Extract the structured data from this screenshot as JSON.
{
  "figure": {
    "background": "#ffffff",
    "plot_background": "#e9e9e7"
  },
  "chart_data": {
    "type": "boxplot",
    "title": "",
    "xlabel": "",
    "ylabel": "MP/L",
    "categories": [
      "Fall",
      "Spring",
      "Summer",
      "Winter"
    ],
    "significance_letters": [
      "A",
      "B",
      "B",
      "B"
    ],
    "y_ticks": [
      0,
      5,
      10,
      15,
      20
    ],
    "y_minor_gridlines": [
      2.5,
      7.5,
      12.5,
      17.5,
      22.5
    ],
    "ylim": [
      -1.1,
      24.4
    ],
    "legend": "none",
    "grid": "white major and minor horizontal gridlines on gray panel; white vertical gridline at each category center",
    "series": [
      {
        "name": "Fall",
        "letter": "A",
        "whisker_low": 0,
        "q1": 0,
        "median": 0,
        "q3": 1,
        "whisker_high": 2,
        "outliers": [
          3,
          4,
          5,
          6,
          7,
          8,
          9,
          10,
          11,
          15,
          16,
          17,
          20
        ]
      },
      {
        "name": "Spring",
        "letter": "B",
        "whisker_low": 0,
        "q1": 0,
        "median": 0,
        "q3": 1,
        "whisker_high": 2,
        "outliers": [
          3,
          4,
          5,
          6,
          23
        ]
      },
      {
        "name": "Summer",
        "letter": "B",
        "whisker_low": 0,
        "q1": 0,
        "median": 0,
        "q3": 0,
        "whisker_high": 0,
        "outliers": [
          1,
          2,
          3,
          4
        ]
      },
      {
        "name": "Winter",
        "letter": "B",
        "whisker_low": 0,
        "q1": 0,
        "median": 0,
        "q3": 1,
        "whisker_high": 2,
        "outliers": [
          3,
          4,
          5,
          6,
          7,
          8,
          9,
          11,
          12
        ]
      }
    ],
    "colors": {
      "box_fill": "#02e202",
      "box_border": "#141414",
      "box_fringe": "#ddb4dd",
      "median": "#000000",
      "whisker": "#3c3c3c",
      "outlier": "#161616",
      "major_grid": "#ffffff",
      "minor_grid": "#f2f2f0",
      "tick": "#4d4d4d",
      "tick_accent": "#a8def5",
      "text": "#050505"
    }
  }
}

########################################

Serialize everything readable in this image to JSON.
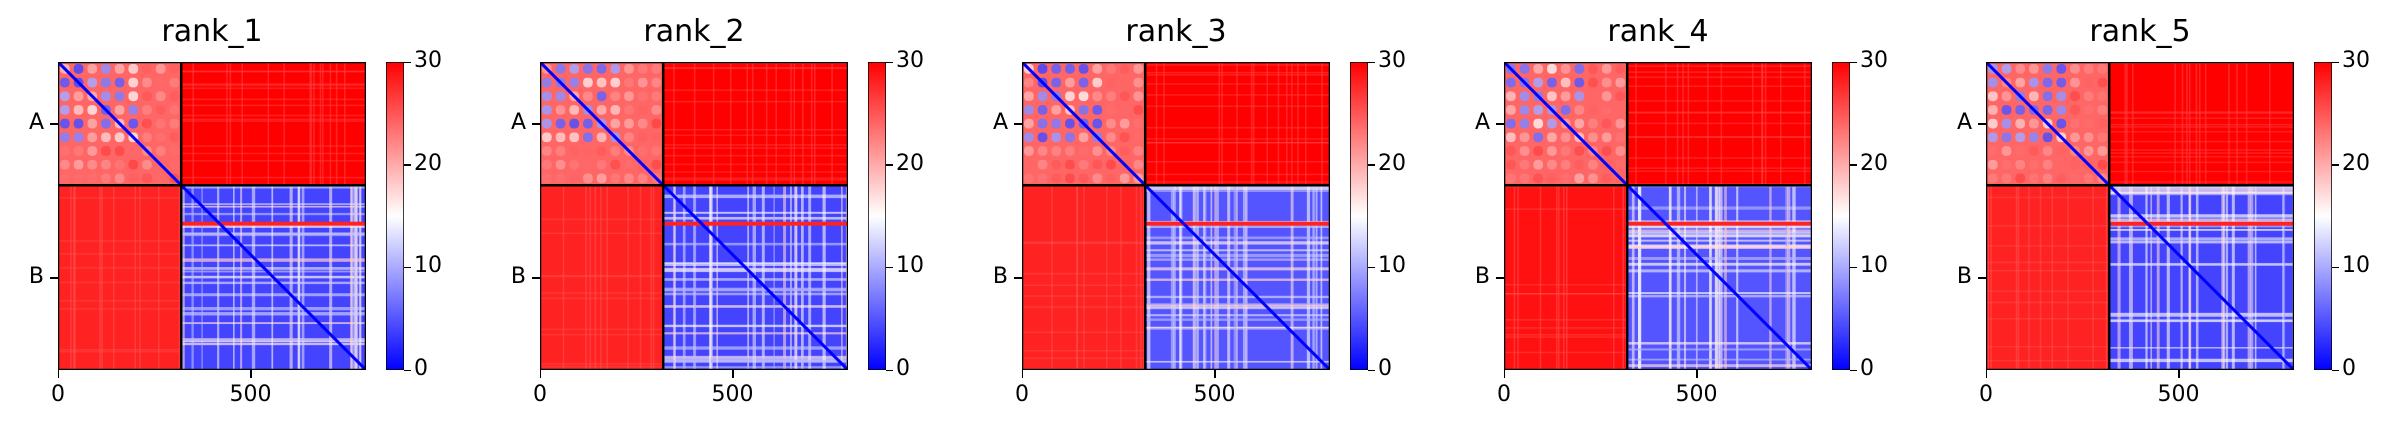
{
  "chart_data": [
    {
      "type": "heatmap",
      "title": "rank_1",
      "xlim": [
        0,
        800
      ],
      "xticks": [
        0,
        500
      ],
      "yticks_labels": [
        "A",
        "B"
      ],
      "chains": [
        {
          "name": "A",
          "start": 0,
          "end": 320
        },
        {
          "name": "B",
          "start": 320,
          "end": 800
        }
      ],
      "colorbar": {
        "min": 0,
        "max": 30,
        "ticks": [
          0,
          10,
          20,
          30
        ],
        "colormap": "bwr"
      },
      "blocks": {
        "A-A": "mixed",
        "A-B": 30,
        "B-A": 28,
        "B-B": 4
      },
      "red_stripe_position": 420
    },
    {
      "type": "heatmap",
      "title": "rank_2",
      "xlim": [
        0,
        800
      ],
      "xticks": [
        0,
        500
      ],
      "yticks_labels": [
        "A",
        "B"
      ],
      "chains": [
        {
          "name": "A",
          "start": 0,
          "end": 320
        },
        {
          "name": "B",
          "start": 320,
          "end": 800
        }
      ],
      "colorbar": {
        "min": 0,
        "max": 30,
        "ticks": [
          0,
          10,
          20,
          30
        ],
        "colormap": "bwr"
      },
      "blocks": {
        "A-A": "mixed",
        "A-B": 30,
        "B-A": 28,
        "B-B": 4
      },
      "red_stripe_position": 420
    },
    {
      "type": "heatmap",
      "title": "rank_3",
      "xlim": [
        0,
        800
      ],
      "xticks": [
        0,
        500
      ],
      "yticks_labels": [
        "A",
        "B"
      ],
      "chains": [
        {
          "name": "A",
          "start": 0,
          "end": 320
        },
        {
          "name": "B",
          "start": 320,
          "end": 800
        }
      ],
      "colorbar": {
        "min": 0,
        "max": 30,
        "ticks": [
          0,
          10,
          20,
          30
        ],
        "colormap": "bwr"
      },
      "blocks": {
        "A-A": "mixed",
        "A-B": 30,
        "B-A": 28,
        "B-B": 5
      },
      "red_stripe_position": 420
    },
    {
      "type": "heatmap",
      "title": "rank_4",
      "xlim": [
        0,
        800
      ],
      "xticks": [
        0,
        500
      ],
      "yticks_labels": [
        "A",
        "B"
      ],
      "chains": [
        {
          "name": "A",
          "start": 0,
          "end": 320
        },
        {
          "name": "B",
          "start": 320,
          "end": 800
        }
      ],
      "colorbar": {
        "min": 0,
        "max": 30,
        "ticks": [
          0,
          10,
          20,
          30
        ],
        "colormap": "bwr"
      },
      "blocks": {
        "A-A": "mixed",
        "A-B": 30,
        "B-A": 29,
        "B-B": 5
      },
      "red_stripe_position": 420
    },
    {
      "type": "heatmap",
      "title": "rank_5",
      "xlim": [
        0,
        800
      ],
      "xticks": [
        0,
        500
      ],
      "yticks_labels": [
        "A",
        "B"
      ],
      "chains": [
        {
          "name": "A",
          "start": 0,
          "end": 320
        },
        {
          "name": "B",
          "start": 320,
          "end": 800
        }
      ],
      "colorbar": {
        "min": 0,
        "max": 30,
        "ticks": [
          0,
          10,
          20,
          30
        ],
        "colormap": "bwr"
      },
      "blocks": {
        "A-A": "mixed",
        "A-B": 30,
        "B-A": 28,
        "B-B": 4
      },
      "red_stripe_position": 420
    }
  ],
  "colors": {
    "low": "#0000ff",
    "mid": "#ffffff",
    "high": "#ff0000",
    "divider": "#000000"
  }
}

########################################

◆ Work required ◆
Work out how many lines of the data above contain the string "this" and give the number alone.

◆ Finished task ◆
2